Repeat the stretch of items from the line containing "note-found-units xyxy=(500,814,956,862)" through the line containing "paragraph-timers-intro: Az általános" word for word.

Image-based layout entries:
[start]

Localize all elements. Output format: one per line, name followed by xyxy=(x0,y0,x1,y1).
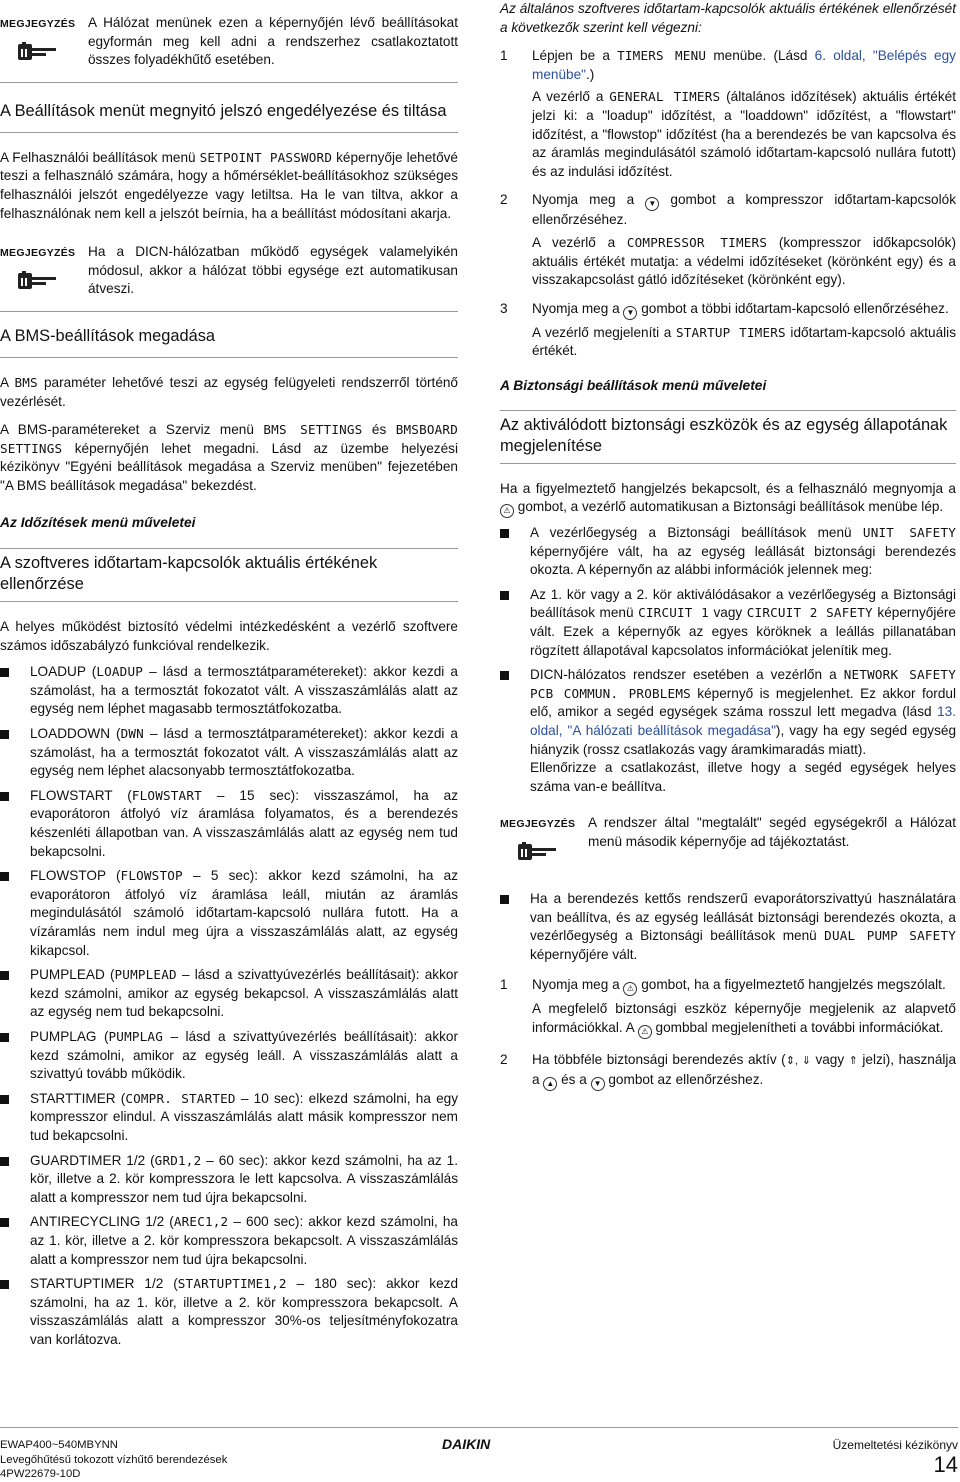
note-found-units xyxy=(500,814,956,862)
list-item: STARTUPTIMER 1/2 (STARTUPTIME1,2 – 180 sec): akkor kezd számolni, ha az 1. kör, illetve a 2. kör kompresszora bekapcsolt. A visszaszámlálás alatt a kompresszor 30%-os teljesítményfokozatra van korlátozva. xyxy=(0,1275,458,1349)
note-text: A rendszer által "megtalált" segéd egységekről a Hálózat menü második képernyője ad tájékoztatást. xyxy=(588,815,956,849)
section-title-safety-display: Az aktiválódott biztonsági eszközök és az egység állapotának megjelenítése xyxy=(500,415,948,455)
paragraph-timers-intro: Az általános szoftveres időtartam-kapcsolók aktuális értékének ellenőrzését a következők szerint kell végezni: xyxy=(500,1,956,35)
note-dicn xyxy=(0,243,458,299)
step-1: 1 Lépjen be a TIMERS MENU menübe. (Lásd 6. oldal, "Belépés egy menübe".) A vezérlő a GENERAL TIMERS (általános időzítések) aktuális értékét jelzi ki: a "loadup" időzítést, a "loaddown" időzítést, a "flowstart" időzítést, a "flowstop" időzítést (ha a berendezés be van kapcsolva és az áramlás megindulásától számoló időtartam-kapcsoló nullára futott) és az indulási időzítést. xyxy=(500,47,956,181)
section-title-password: A Beállítások menüt megnyitó jelszó engedélyezése és tiltása xyxy=(0,101,447,120)
note-label: MEGJEGYZÉS xyxy=(0,247,76,260)
paragraph-password: A Felhasználói beállítások menü SETPOINT PASSWORD képernyője lehetővé teszi a felhasználó számára, hogy a hőmérséklet-beállításokhoz szükséges felhasználói jelszót engedélyezze vagy letiltsa. Ha le van tiltva, akkor a felhasználónak nem kell a jelszót beírnia, ha a beállítást módosítani akarja. xyxy=(0,149,458,221)
section-title-timers-operations: Az Időzítések menü műveletei xyxy=(0,514,196,530)
note-text: Ha a DICN-hálózatban működő egységek valamelyikén módosul, akkor a hálózat többi egysége ezt automatikusan átveszi. xyxy=(88,244,458,297)
note-text: A Hálózat menünek ezen a képernyőjén lévő beállításokat egyformán meg kell adni a rendszerhez csatlakoztatott összes folyadékhűtő esetében. xyxy=(88,15,458,68)
up-indicator-icon: ⇑ xyxy=(848,1054,858,1067)
step-2: 2 Nyomja meg a ▼ gombot a kompresszor időtartam-kapcsolók ellenőrzéséhez. A vezérlő a COMPRESSOR TIMERS (kompresszor időkapcsolók) aktuális értékét mutatja: a védelmi időzítéseket (körönként egy) és a visszakapcsolást gátló időzítéseket (körönként egy). xyxy=(500,191,956,289)
paragraph-safety-intro: Ha a figyelmeztető hangjelzés bekapcsolt, és a felhasználó megnyomja a ⚠ gombot, a vezérlő automatikusan a Biztonsági beállítások menübe lép. xyxy=(500,480,956,519)
daikin-logo xyxy=(442,1437,516,1457)
footer-doc-number: 4PW22679-10D xyxy=(0,1468,81,1480)
note-label: MEGJEGYZÉS xyxy=(0,18,76,30)
note-hand-icon xyxy=(16,40,58,62)
down-arrow-button-icon: ▼ xyxy=(645,197,659,211)
step-number: 1 xyxy=(500,48,508,64)
step-alarm-1: 1 Nyomja meg a ⚠ gombot, ha a figyelmeztető hangjelzés megszólalt. A megfelelő biztonsági eszköz képernyője megjelenik az alapvető információkkal. A ⚠ gombbal megjelenítheti a további információkat. xyxy=(500,976,956,1039)
list-item: Ha a berendezés kettős rendszerű evaporátorszivattyú használatára van beállítva, és az egység leállását biztonsági berendezés okozta, a vezérlőegység a Biztonsági beállítások menü DUAL PUMP SAFETY képernyőjére vált. xyxy=(500,890,956,964)
step-number: 3 xyxy=(500,300,508,316)
alarm-button-icon: ⚠ xyxy=(500,504,514,518)
footer-product: Levegőhűtésű tokozott vízhűtő berendezések xyxy=(0,1453,228,1466)
up-down-indicator-icon: ⇕, ⇓ xyxy=(785,1054,811,1067)
list-item: GUARDTIMER 1/2 (GRD1,2 – 60 sec): akkor kezd számolni, ha az 1. kör, illetve a 2. kör kompresszora le lett kapcsolva. A visszaszámlálás alatt a kompresszor nem tud újra bekapcsolni. xyxy=(0,1152,458,1208)
list-item: DICN-hálózatos rendszer esetében a vezérlőn a NETWORK SAFETY PCB COMMUN. PROBLEMS képernyő is megjelenhet. Ez akkor fordul elő, amikor a segéd egységek száma rosszul lett megadva (lásd 13. oldal, "A hálózati beállítások megadása"), vagy ha egy segéd egység hiányzik (rossz csatlakozás vagy áramkimaradás miatt). Ellenőrizze a csatlakozást, illetve hogy a segéd egységek helyes száma van-e beállítva. xyxy=(500,666,956,796)
paragraph-software-timers: A helyes működést biztosító védelmi intézkedésként a vezérlő szoftvere számos időszabályzó funkcióval rendelkezik. xyxy=(0,619,458,653)
down-arrow-button-icon: ▼ xyxy=(591,1077,605,1091)
note-hand-icon xyxy=(516,840,558,862)
section-title-bms: A BMS-beállítások megadása xyxy=(0,326,216,345)
svg-text:DAIKIN: DAIKIN xyxy=(442,1437,491,1451)
page-number: 14 xyxy=(933,1452,958,1477)
list-item: A vezérlőegység a Biztonsági beállítások menü UNIT SAFETY képernyőjére vált, ha az egység leállását biztonsági berendezés okozta. A képernyőn az alábbi információk jelennek meg: xyxy=(500,524,956,580)
right-column xyxy=(500,0,956,1091)
down-arrow-button-icon: ▼ xyxy=(623,306,637,320)
section-title-safety-operations: A Biztonsági beállítások menü műveletei xyxy=(500,377,767,393)
step-number: 2 xyxy=(500,1051,508,1067)
list-item: STARTTIMER (COMPR. STARTED – 10 sec): elkezd számolni, ha egy kompresszor elindul. A visszaszámlálás alatt másik kompresszor nem tud bekapcsolni. xyxy=(0,1090,458,1146)
footer-manual: Üzemeltetési kézikönyv xyxy=(832,1438,958,1452)
step-number: 2 xyxy=(500,192,508,208)
daikin-logo-icon xyxy=(442,1437,516,1451)
list-item: FLOWSTOP (FLOWSTOP – 5 sec): akkor kezd számolni, ha az evaporátoron átfolyó víz áramlása leáll, miután az áramlás megindulásától számoló időtartam-kapcsoló nullára futott. Ha a vízáramlás nem indul meg újra a visszaszámlálás alatt, az egység kikapcsol. xyxy=(0,867,458,960)
alarm-button-icon: ⚠ xyxy=(623,982,637,996)
up-arrow-button-icon: ▲ xyxy=(543,1077,557,1091)
link-entering-menu[interactable]: 6. oldal, "Belépés egy menübe" xyxy=(532,48,956,82)
link-network-settings[interactable]: 13. oldal, "A hálózati beállítások megadása" xyxy=(530,704,956,739)
paragraph-bms-2: A BMS-paramétereket a Szerviz menü BMS SETTINGS és BMSBOARD SETTINGS képernyőjén lehet megadni. Lásd az üzembe helyezési kézikönyv "Egyéni beállítások megadása a Szerviz menüben" fejezetében "A BMS beállítások megadása" bekezdést. xyxy=(0,422,458,493)
page-footer xyxy=(0,1427,958,1481)
step-3: 3 Nyomja meg a ▼ gombot a többi időtartam-kapcsoló ellenőrzéséhez. A vezérlő megjeleníti a STARTUP TIMERS időtartam-kapcsoló aktuális értékét. xyxy=(500,300,956,361)
footer-model: EWAP400~540MBYNN xyxy=(0,1439,118,1451)
list-item: ANTIRECYCLING 1/2 (AREC1,2 – 600 sec): akkor kezd számolni, ha az 1. kör, illetve a 2. kör kompresszora bekapcsolt. A visszaszámlálás alatt a kompresszor nem tud újra bekapcsolni. xyxy=(0,1213,458,1269)
step-alarm-2: 2 Ha többféle biztonsági berendezés aktív (⇕, ⇓ vagy ⇑ jelzi), használja a ▲ és a ▼ gombot az ellenőrzéshez. xyxy=(500,1051,956,1091)
note-network xyxy=(0,14,458,70)
list-item: Az 1. kör vagy a 2. kör aktiválódásakor a vezérlőegység a Biztonsági beállítások menü CIRCUIT 1 vagy CIRCUIT 2 SAFETY képernyőjére vált. Ezek a képernyők az egyes köröknek a leállás pillanatában rögzített állapotával kapcsolatos információkat jelenítik meg. xyxy=(500,586,956,660)
note-hand-icon xyxy=(16,269,58,291)
list-item: PUMPLEAD (PUMPLEAD – lásd a szivattyúvezérlés beállításait): akkor kezd számolni, amikor az egység bekapcsol. A visszaszámlálás alatt az egység nem tud bekapcsolni. xyxy=(0,966,458,1022)
step-number: 1 xyxy=(500,977,508,993)
paragraph-bms-1: A BMS paraméter lehetővé teszi az egység felügyeleti rendszerről történő vezérlését. xyxy=(0,374,458,409)
list-item: FLOWSTART (FLOWSTART – 15 sec): visszaszámol, ha az evaporátoron átfolyó víz áramlása folyamatos, és a berendezés készenléti állapotban van. A visszaszámlálás alatt az egység nem tud bekapcsolni. xyxy=(0,787,458,861)
timer-bullet-list xyxy=(0,663,458,1349)
list-item: LOADDOWN (DWN – lásd a termosztátparamétereket): akkor kezdi a számolást, ha a termosztát fokozatot vált. A visszaszámlálás alatt az egység nem léphet alacsonyabb termosztátfokozatba. xyxy=(0,725,458,781)
list-item: PUMPLAG (PUMPLAG – lásd a szivattyúvezérlés beállításait): akkor kezd számolni, amikor az egység leáll. A visszaszámlálás alatt a szivattyú tovább működik. xyxy=(0,1028,458,1084)
note-label: MEGJEGYZÉS xyxy=(500,818,576,831)
alarm-button-icon: ⚠ xyxy=(638,1025,652,1039)
section-title-software-timers: A szoftveres időtartam-kapcsolók aktuális értékének ellenőrzése xyxy=(0,554,378,594)
list-item: LOADUP (LOADUP – lásd a termosztátparamétereket): akkor kezdi a számolást, ha a termosztát fokozatot vált. A visszaszámlálás alatt az egység nem léphet magasabb termosztátfokozatba. xyxy=(0,663,458,719)
left-column xyxy=(0,0,458,1349)
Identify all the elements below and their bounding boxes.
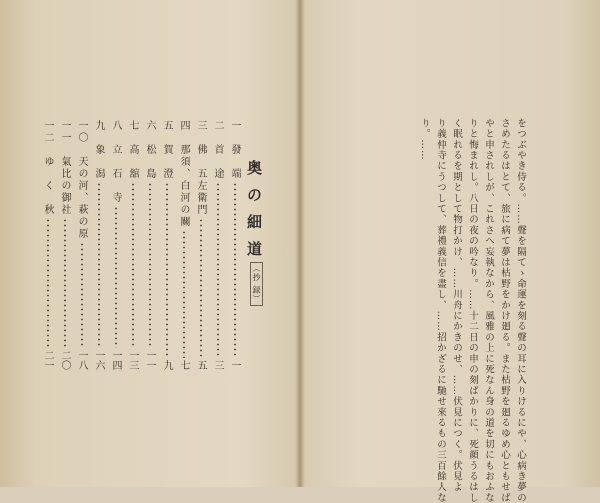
text-column: り。…… [419,118,430,161]
toc-entry-label: 四 那須、白河の關 [178,120,189,228]
toc-entry-page: 三 [212,360,223,370]
text-column: さめたるはとて、旅に病て夢は枯野をかけ廻る。また枯野を廻るゆめ心ともせば [499,118,510,503]
toc-entry-label: 六 松 島 [144,120,155,180]
toc-leader-dots [217,182,219,358]
toc-entry-label: 二 首 途 [212,120,223,180]
toc-entry [126,120,139,370]
toc-title: 奥の細道 [245,160,263,268]
toc-entry [92,120,105,370]
toc-entry-page: 二〇 [59,350,70,370]
toc-entry-label: 一〇 天の河、萩の原 [76,120,87,240]
text-column: りと悔まれし。八日の夜の吟なり。……十二日の申の刻ばかりに、死顔うるはし [467,118,478,503]
toc-leader-dots [234,182,236,358]
toc-leader-dots [200,218,202,358]
toc-entry [228,120,241,370]
toc-entry-label: 一一 氣比の御社 [59,120,70,216]
toc-entry-page: 一一 [144,350,155,370]
toc-entry-page: 一三 [127,350,138,370]
toc-leader-dots [47,218,49,348]
toc-subtitle: （抄 録） [252,264,261,304]
toc-leader-dots [183,230,185,358]
toc-leader-dots [149,182,151,348]
toc-entry-label: 五 賀 澄 [161,120,172,180]
text-column: やと申されしが、これさへ妄執なから、風雅の上に死なん身の道を切にもおふな [483,118,494,503]
toc-entry-label: 八 立 石 寺 [110,120,121,204]
toc-entry-label: 一 發 端 [229,120,240,180]
text-column: をつぶやき侍る。……聲を隔てゝ命運を刻る聲の耳に入りけるにや、心病き夢の [515,118,526,503]
toc-entry [177,120,190,370]
toc-entry-page: 五 [195,360,206,370]
toc-leader-dots [115,206,117,348]
toc-entry [143,120,156,370]
toc-entry [58,120,71,370]
toc-entry [41,120,54,370]
toc-leader-dots [98,182,100,348]
toc-entry-page: 一四 [110,350,121,370]
toc-entry-page: 一 [229,360,240,370]
toc-entry-page: 二一 [42,350,53,370]
toc-entry-page: 一八 [76,350,87,370]
toc-entry [160,120,173,370]
toc-leader-dots [81,242,83,348]
toc-entry [75,120,88,370]
toc-entry [194,120,207,370]
toc-entry-label: 七 高 舘 [127,120,138,180]
book-gutter [296,0,304,487]
text-column: く眠れるを期として物打かけ、……川舟にかきのせ、……伏見につく。伏見よ [451,118,462,493]
toc-entry [109,120,122,370]
toc-leader-dots [132,182,134,348]
toc-entry-label: 九 象 潟 [93,120,104,180]
toc-leader-dots [166,182,168,358]
toc-entry-label: 三 佛 五左衛門 [195,120,206,216]
toc-entry-page: 一六 [93,350,104,370]
toc-entry-page: 七 [178,360,189,370]
toc-leader-dots [64,218,66,348]
toc-entry-label: 一二 ゆ く 秋 [42,120,53,216]
text-column: り義仲寺にうつして、葬禮義信を盡し、……招かざるに馳せ來るもの三百餘人な [435,118,446,503]
toc-entry [211,120,224,370]
toc-entry-page: 九 [161,360,172,370]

[end]

Answer to the task:
note-found-units xyxy=(500,814,956,862)
list-item: STARTUPTIMER 1/2 (STARTUPTIME1,2 – 180 sec): akkor kezd számolni, ha az 1. kör, illetve a 2. kör kompresszora bekapcsolt. A visszaszámlálás alatt a kompresszor 30%-os teljesítményfokozatra van korlátozva. xyxy=(0,1275,458,1349)
note-text: A rendszer által "megtalált" segéd egységekről a Hálózat menü második képernyője ad tájékoztatást. xyxy=(588,815,956,849)
section-title-safety-display: Az aktiválódott biztonsági eszközök és az egység állapotának megjelenítése xyxy=(500,415,948,455)
paragraph-timers-intro: Az általános szoftveres időtartam-kapcsolók aktuális értékének ellenőrzését a következők szerint kell végezni: xyxy=(500,1,956,35)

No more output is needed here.